Goal of the exercise:
Find every line in the records below that holds the word "Mundial", and copy each one.
::: Data to use :::
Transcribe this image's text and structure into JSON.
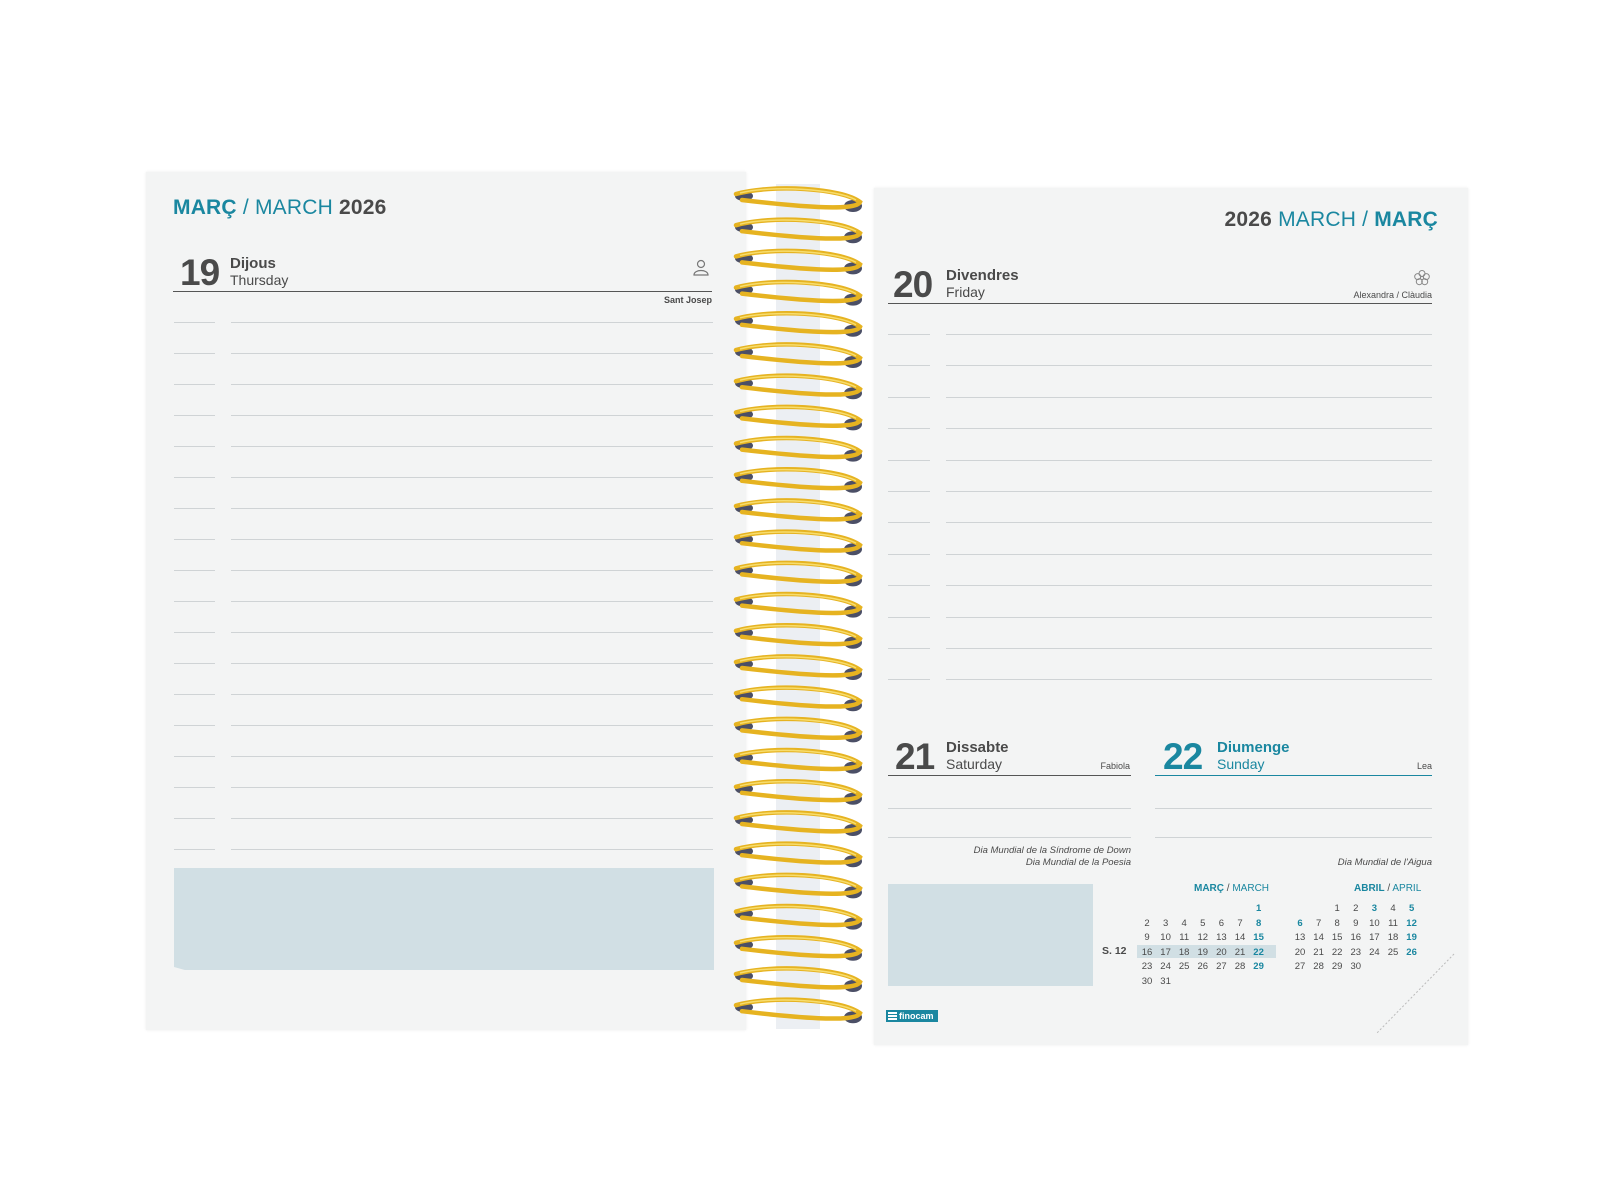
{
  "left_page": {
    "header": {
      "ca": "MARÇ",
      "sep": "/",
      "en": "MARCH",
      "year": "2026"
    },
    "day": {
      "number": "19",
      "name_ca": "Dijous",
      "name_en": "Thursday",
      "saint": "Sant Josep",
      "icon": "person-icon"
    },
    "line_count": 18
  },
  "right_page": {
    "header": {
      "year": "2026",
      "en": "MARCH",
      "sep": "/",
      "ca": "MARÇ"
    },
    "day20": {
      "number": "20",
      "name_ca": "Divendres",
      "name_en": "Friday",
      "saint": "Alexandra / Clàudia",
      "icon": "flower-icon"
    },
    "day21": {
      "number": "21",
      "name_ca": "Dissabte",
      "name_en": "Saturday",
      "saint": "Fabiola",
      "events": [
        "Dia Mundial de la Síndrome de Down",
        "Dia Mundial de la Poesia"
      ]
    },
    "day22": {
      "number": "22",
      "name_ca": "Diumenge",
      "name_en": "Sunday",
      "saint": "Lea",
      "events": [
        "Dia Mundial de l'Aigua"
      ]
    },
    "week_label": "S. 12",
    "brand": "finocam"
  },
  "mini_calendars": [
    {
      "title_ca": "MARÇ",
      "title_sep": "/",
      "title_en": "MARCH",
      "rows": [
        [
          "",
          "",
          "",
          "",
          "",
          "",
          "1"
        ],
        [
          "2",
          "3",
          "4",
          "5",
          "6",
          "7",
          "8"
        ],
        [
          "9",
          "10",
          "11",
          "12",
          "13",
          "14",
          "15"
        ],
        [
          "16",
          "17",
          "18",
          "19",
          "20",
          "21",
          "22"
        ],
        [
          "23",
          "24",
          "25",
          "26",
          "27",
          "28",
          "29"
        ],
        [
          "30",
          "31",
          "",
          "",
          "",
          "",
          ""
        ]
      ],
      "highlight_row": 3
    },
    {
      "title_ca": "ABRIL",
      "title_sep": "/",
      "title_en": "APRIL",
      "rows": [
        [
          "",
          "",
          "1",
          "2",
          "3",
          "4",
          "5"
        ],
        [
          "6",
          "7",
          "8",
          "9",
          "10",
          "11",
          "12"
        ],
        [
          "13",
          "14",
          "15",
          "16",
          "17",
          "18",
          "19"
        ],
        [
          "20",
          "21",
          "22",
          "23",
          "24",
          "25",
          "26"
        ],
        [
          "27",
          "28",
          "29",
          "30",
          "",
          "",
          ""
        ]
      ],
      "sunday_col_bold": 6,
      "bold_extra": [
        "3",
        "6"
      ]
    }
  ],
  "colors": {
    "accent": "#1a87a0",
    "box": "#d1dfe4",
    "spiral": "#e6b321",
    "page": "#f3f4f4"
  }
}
:::
Task answer:
        "Dia Mundial de la Síndrome de Down",
        "Dia Mundial de la Poesia"
        "Dia Mundial de l'Aigua"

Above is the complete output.